▶ Task statement
Copy each line of the data below with the word "text".

▶ Records for this task
--- Begin ---

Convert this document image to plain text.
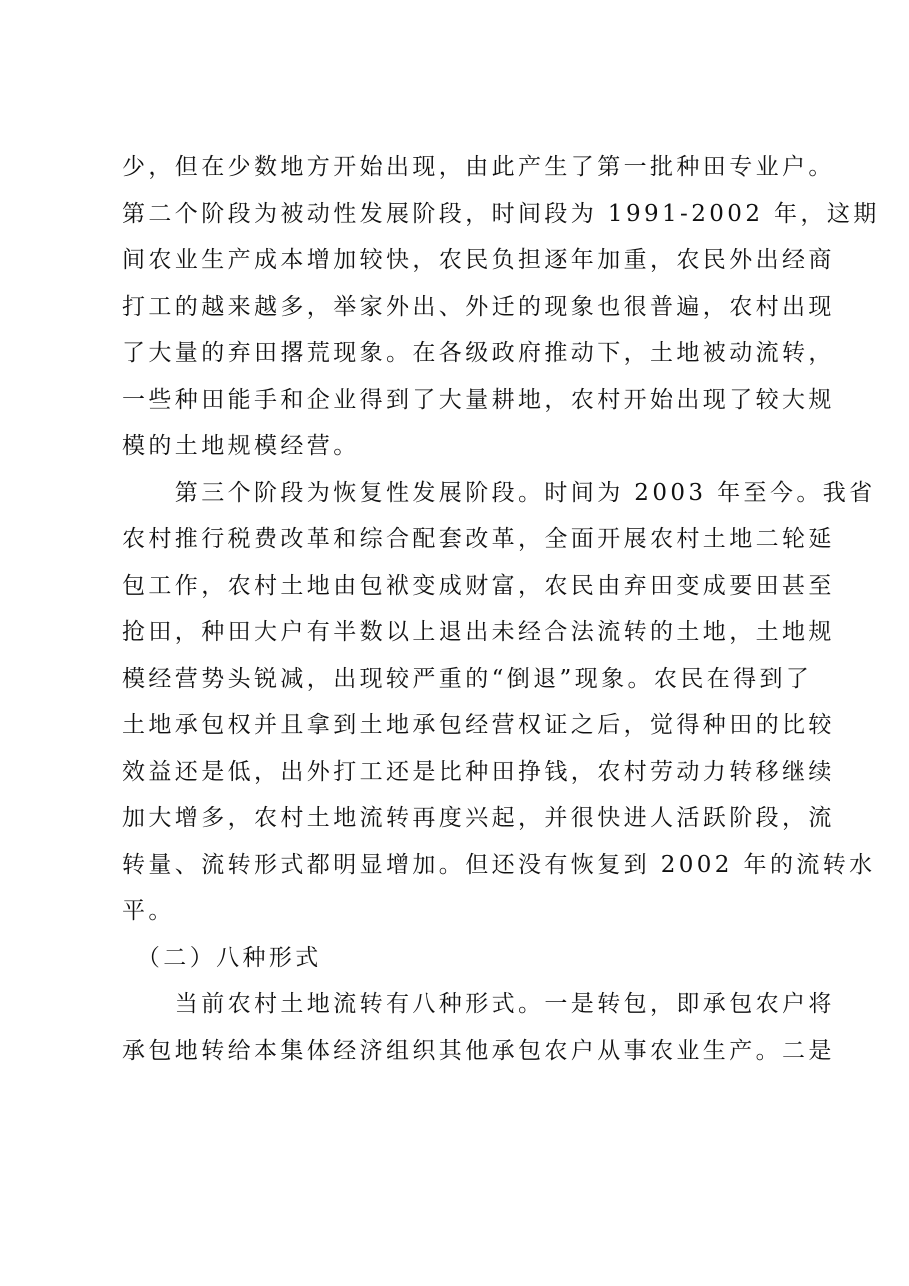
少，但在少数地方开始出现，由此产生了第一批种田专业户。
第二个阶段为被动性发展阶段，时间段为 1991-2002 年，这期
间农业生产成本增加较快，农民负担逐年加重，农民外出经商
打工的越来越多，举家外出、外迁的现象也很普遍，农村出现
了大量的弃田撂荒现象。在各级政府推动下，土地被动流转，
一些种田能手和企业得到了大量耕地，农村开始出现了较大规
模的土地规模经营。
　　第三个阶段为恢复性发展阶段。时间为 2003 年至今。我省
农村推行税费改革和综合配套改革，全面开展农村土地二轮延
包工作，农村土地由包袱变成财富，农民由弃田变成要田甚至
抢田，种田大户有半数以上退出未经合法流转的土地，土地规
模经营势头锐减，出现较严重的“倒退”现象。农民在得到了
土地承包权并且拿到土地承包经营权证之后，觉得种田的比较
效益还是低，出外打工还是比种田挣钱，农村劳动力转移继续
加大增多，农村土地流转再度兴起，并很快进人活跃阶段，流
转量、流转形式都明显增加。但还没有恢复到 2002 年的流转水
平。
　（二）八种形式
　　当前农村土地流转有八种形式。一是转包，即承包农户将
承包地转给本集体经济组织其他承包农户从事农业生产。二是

--- End ---
--- Begin ---

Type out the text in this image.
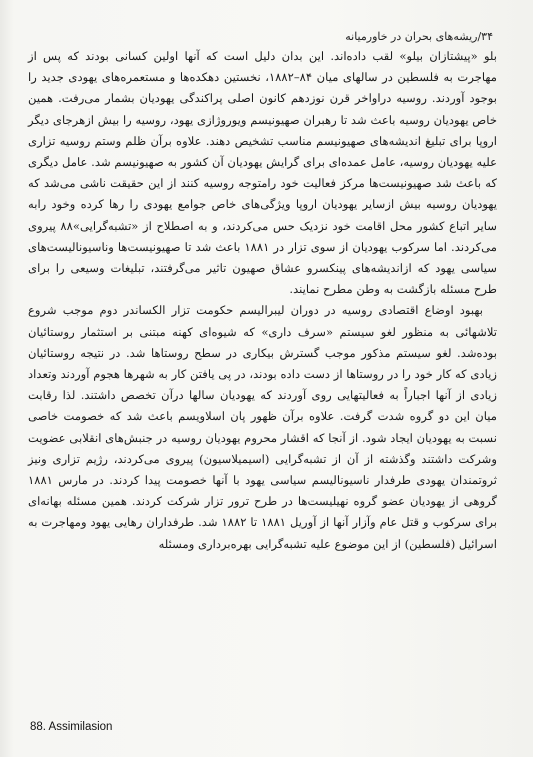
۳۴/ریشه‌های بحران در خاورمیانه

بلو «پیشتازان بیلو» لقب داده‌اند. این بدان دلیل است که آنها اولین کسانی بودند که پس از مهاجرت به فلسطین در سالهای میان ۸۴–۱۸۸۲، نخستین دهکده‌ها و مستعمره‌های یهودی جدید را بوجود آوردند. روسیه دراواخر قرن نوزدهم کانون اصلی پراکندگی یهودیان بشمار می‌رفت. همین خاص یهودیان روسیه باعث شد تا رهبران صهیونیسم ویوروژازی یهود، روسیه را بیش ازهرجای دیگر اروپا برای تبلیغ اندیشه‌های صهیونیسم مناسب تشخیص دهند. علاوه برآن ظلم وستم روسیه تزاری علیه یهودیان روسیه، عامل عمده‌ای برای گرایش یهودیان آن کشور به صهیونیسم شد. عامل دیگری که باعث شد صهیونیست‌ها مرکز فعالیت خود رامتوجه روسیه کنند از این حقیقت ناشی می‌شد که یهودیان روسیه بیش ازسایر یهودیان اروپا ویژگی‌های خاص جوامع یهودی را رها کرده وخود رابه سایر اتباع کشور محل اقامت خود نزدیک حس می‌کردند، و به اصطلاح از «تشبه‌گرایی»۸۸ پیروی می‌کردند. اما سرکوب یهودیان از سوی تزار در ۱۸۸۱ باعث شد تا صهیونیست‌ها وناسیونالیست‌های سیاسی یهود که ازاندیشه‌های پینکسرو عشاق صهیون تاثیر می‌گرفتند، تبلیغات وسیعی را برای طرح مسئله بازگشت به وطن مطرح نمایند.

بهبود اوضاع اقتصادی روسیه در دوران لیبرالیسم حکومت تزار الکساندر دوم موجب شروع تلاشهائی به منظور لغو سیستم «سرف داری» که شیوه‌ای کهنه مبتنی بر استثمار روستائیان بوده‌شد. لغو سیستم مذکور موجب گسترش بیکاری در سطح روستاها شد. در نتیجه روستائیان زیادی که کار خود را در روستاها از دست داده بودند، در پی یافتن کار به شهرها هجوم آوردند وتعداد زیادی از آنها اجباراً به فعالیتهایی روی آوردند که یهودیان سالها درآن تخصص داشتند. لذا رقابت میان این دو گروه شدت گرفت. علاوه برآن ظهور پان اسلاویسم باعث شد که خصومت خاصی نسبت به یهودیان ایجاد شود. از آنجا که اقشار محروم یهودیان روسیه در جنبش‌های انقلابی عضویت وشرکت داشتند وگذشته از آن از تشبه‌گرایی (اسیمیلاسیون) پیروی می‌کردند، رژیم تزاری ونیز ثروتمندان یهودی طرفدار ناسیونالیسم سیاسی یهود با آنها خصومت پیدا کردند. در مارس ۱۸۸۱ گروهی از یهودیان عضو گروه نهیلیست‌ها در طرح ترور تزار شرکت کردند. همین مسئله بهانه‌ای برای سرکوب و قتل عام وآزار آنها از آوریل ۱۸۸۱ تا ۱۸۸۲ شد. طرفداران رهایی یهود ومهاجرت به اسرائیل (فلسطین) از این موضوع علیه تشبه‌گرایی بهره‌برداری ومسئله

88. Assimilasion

--- End ---

▶ The solution
Convert this document image to plain text.
Type out the text in this image.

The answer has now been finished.